[Extracted records]
»»

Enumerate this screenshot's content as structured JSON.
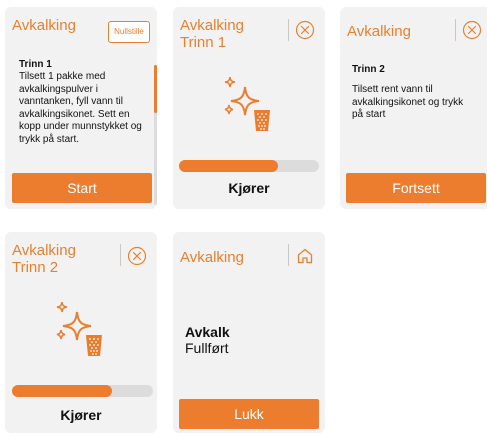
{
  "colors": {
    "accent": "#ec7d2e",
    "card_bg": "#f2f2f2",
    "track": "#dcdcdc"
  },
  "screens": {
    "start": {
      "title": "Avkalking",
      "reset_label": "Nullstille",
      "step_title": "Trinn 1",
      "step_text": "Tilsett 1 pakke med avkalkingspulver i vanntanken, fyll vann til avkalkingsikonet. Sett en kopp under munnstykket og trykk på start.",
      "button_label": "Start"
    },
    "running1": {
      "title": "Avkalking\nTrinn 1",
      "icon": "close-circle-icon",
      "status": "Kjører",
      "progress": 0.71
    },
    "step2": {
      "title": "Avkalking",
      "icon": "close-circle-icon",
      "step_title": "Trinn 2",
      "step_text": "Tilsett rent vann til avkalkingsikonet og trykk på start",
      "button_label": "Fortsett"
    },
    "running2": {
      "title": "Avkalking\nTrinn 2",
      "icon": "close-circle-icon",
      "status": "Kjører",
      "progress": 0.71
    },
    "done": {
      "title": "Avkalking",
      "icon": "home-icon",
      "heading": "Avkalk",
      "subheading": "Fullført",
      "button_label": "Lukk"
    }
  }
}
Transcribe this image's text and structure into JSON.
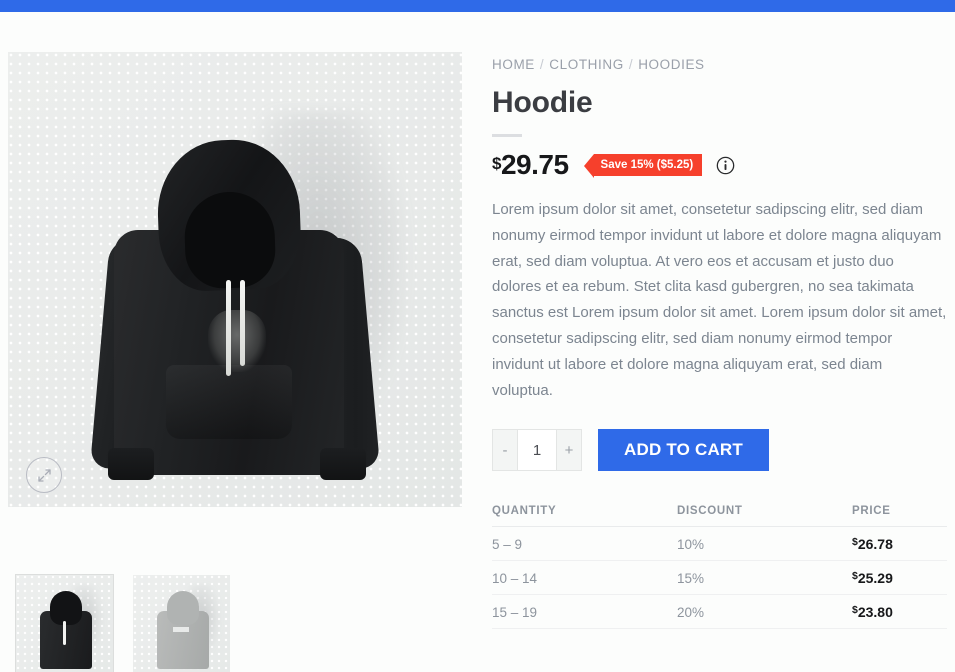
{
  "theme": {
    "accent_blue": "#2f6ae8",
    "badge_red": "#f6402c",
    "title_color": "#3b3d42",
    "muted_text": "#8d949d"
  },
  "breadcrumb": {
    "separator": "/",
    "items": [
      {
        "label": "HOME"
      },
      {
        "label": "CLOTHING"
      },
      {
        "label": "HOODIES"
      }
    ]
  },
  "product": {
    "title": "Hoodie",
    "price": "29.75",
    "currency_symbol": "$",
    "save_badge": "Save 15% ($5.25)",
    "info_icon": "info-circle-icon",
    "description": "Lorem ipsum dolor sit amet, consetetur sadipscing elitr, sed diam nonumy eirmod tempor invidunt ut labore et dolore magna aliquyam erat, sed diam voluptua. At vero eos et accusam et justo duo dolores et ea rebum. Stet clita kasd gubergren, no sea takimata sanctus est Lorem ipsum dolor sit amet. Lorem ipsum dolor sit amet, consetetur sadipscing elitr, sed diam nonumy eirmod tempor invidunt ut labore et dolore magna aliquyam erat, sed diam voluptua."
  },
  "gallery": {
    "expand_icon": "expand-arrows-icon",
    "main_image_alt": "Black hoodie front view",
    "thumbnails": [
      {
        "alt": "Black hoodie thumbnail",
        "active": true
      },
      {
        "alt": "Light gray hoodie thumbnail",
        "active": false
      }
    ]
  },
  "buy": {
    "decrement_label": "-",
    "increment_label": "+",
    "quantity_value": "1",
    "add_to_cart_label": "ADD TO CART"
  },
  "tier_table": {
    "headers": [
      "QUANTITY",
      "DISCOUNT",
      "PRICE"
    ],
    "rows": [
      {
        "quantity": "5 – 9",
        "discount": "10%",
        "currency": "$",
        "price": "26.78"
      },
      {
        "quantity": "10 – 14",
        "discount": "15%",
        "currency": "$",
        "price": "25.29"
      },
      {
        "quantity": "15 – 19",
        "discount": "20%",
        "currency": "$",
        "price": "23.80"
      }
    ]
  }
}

««

Copy, exactly and exclusively, the lines beginning with the one that contains "Transcribe this image's" and ending with the last line of the listing; pictures are to be omitted.

» Output
Transcribe this image's text and structure into JSON.
{
  "theme": {
    "accent_blue": "#2f6ae8",
    "badge_red": "#f6402c",
    "title_color": "#3b3d42",
    "muted_text": "#8d949d"
  },
  "breadcrumb": {
    "separator": "/",
    "items": [
      {
        "label": "HOME"
      },
      {
        "label": "CLOTHING"
      },
      {
        "label": "HOODIES"
      }
    ]
  },
  "product": {
    "title": "Hoodie",
    "price": "29.75",
    "currency_symbol": "$",
    "save_badge": "Save 15% ($5.25)",
    "info_icon": "info-circle-icon",
    "description": "Lorem ipsum dolor sit amet, consetetur sadipscing elitr, sed diam nonumy eirmod tempor invidunt ut labore et dolore magna aliquyam erat, sed diam voluptua. At vero eos et accusam et justo duo dolores et ea rebum. Stet clita kasd gubergren, no sea takimata sanctus est Lorem ipsum dolor sit amet. Lorem ipsum dolor sit amet, consetetur sadipscing elitr, sed diam nonumy eirmod tempor invidunt ut labore et dolore magna aliquyam erat, sed diam voluptua."
  },
  "gallery": {
    "expand_icon": "expand-arrows-icon",
    "main_image_alt": "Black hoodie front view",
    "thumbnails": [
      {
        "alt": "Black hoodie thumbnail",
        "active": true
      },
      {
        "alt": "Light gray hoodie thumbnail",
        "active": false
      }
    ]
  },
  "buy": {
    "decrement_label": "-",
    "increment_label": "+",
    "quantity_value": "1",
    "add_to_cart_label": "ADD TO CART"
  },
  "tier_table": {
    "headers": [
      "QUANTITY",
      "DISCOUNT",
      "PRICE"
    ],
    "rows": [
      {
        "quantity": "5 – 9",
        "discount": "10%",
        "currency": "$",
        "price": "26.78"
      },
      {
        "quantity": "10 – 14",
        "discount": "15%",
        "currency": "$",
        "price": "25.29"
      },
      {
        "quantity": "15 – 19",
        "discount": "20%",
        "currency": "$",
        "price": "23.80"
      }
    ]
  }
}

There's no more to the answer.